◆ The problem
Wherever a line holds the word "Field", copy that line out.

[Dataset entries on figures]
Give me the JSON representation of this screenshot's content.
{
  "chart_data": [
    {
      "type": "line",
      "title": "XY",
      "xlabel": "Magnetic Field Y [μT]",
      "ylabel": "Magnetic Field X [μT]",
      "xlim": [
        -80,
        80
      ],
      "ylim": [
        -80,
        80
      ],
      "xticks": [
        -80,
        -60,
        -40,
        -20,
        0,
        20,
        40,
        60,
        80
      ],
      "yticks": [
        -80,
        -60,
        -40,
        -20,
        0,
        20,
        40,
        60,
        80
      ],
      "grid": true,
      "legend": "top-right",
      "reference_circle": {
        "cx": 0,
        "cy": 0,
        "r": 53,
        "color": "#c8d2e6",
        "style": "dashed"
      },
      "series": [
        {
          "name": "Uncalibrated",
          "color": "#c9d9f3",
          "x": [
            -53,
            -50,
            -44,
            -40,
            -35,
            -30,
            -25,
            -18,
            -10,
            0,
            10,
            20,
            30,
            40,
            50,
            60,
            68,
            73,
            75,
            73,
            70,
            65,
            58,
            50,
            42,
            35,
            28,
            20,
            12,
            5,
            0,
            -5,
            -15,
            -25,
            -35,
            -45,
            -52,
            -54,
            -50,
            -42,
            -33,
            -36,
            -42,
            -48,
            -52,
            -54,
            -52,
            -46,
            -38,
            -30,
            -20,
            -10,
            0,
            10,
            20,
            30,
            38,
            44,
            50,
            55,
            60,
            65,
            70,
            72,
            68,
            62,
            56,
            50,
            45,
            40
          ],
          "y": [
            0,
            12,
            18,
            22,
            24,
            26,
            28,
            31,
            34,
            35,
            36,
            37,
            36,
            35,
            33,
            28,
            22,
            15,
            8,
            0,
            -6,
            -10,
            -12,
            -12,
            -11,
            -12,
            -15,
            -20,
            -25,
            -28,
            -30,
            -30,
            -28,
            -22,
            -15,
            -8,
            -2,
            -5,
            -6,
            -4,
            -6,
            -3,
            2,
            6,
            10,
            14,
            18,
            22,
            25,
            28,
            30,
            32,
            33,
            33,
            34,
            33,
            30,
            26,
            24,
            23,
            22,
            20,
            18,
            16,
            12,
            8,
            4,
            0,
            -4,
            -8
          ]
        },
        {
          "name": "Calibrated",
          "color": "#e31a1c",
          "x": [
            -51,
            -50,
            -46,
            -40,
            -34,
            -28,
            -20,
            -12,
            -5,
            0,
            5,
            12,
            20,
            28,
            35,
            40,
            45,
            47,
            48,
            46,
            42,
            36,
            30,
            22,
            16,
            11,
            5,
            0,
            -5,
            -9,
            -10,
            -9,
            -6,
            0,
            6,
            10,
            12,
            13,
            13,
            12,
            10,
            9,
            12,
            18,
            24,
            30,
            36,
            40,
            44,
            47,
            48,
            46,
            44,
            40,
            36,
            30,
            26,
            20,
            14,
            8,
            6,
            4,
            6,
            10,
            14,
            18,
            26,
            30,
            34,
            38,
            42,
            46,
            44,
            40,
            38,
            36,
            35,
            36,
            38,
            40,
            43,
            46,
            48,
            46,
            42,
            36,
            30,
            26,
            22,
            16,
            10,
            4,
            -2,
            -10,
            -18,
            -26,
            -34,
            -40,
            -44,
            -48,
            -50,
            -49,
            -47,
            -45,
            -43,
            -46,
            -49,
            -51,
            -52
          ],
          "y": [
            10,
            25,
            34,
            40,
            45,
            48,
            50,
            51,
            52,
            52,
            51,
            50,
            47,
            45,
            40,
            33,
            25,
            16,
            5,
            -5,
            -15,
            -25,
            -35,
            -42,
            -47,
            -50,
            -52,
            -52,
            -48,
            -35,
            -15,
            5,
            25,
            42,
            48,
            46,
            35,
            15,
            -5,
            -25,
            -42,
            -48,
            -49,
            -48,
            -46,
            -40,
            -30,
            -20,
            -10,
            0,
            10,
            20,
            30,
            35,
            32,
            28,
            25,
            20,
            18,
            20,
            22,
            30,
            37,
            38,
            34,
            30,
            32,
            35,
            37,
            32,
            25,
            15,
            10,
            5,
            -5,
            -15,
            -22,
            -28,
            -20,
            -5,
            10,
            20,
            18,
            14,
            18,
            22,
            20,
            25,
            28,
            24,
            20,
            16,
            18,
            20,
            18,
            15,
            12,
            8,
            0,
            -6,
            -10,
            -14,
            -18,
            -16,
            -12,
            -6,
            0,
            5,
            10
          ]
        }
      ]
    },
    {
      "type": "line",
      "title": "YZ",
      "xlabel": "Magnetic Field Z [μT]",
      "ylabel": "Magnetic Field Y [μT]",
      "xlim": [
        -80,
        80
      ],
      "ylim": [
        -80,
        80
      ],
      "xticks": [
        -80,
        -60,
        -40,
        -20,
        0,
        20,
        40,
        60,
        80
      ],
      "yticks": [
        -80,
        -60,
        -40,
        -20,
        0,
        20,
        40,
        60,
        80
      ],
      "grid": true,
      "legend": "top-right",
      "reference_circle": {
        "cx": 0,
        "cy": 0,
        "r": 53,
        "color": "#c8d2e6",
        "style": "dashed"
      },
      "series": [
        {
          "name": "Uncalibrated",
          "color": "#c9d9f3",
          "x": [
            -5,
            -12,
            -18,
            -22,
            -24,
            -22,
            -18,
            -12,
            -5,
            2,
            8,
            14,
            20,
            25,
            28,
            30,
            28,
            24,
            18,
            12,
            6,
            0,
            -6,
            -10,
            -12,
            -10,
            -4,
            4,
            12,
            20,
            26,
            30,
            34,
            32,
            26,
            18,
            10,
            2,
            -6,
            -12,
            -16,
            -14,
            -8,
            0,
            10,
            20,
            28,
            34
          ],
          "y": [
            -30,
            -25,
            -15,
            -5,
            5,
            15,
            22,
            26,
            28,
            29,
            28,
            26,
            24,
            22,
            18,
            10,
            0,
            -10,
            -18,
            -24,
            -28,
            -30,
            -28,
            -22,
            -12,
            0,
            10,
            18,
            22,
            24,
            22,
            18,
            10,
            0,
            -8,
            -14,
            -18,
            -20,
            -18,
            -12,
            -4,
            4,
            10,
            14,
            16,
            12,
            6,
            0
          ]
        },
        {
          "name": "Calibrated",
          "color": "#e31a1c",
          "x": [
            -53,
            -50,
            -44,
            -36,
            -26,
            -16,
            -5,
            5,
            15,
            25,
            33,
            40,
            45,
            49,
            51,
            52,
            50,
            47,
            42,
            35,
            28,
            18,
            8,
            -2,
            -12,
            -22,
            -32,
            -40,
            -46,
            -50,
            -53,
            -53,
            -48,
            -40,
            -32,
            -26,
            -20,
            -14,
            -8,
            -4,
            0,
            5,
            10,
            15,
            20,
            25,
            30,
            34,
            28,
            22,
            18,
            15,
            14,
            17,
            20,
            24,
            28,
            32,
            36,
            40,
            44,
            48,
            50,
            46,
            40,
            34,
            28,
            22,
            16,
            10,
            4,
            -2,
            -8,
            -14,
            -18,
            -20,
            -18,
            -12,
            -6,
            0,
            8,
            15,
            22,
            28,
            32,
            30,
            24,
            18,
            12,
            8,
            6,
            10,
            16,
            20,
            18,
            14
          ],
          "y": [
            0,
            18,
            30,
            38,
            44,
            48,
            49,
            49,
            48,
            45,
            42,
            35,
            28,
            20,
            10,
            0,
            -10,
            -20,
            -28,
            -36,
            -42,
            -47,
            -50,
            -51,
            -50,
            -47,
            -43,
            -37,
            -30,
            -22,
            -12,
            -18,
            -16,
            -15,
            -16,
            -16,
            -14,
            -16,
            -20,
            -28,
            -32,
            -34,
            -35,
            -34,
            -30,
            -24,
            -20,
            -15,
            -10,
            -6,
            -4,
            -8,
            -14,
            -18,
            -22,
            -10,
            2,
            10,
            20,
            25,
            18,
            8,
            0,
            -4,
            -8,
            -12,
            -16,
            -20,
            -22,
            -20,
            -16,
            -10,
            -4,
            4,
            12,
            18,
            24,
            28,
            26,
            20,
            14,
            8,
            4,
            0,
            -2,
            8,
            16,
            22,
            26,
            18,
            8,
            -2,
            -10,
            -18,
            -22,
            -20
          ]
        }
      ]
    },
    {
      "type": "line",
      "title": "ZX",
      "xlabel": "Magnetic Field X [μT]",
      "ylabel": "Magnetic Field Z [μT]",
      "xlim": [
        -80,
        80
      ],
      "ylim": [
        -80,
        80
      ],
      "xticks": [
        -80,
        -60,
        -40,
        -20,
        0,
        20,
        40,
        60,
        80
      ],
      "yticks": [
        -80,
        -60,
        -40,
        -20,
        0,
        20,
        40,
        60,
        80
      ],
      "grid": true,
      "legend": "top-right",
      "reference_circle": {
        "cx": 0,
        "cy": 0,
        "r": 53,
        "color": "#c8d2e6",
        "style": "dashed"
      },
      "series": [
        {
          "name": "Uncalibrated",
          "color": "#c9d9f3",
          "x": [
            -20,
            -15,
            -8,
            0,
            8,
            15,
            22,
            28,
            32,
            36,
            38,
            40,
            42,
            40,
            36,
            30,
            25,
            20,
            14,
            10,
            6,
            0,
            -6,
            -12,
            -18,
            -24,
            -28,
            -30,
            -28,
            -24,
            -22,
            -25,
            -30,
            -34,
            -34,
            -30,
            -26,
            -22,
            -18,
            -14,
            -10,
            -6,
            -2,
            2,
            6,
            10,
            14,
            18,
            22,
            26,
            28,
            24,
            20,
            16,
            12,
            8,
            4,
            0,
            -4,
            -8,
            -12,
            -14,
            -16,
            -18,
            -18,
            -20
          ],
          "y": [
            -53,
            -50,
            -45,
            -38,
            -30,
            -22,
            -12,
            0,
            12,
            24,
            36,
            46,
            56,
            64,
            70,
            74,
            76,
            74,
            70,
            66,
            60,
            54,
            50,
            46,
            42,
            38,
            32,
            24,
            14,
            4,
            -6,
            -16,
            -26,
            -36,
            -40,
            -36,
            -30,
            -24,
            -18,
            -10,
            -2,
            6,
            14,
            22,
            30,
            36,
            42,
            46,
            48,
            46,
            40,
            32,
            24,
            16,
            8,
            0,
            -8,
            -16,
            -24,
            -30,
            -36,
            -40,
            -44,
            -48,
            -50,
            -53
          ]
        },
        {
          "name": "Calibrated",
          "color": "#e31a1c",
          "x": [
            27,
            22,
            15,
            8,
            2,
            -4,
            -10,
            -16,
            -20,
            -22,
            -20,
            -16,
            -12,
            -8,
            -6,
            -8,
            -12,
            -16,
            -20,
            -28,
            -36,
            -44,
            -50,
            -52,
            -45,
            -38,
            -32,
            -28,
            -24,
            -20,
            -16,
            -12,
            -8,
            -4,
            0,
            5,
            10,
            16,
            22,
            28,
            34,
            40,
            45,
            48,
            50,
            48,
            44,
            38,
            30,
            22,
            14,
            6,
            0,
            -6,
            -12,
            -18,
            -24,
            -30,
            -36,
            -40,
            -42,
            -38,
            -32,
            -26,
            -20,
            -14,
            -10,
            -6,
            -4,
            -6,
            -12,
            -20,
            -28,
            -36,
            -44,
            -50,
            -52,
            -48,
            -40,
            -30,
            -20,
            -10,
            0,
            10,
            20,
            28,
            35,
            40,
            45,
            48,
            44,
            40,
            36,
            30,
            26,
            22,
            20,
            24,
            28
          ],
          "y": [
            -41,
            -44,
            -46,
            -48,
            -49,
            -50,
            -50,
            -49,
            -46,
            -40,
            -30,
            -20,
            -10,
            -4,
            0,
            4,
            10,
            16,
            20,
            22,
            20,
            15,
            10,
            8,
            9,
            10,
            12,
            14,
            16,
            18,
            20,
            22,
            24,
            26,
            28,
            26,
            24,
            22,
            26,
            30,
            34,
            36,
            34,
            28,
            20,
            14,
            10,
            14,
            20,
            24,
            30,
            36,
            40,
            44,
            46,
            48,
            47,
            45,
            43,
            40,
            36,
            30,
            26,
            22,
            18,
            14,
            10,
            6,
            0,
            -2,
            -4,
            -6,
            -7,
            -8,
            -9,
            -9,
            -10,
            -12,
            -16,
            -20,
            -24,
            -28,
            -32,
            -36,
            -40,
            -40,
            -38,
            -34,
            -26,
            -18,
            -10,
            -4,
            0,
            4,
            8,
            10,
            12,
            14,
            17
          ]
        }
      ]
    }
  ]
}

◆ Written response
      "xlabel": "Magnetic Field Y [μT]",
      "ylabel": "Magnetic Field X [μT]",
      "xlabel": "Magnetic Field Z [μT]",
      "ylabel": "Magnetic Field Y [μT]",
      "xlabel": "Magnetic Field X [μT]",
      "ylabel": "Magnetic Field Z [μT]",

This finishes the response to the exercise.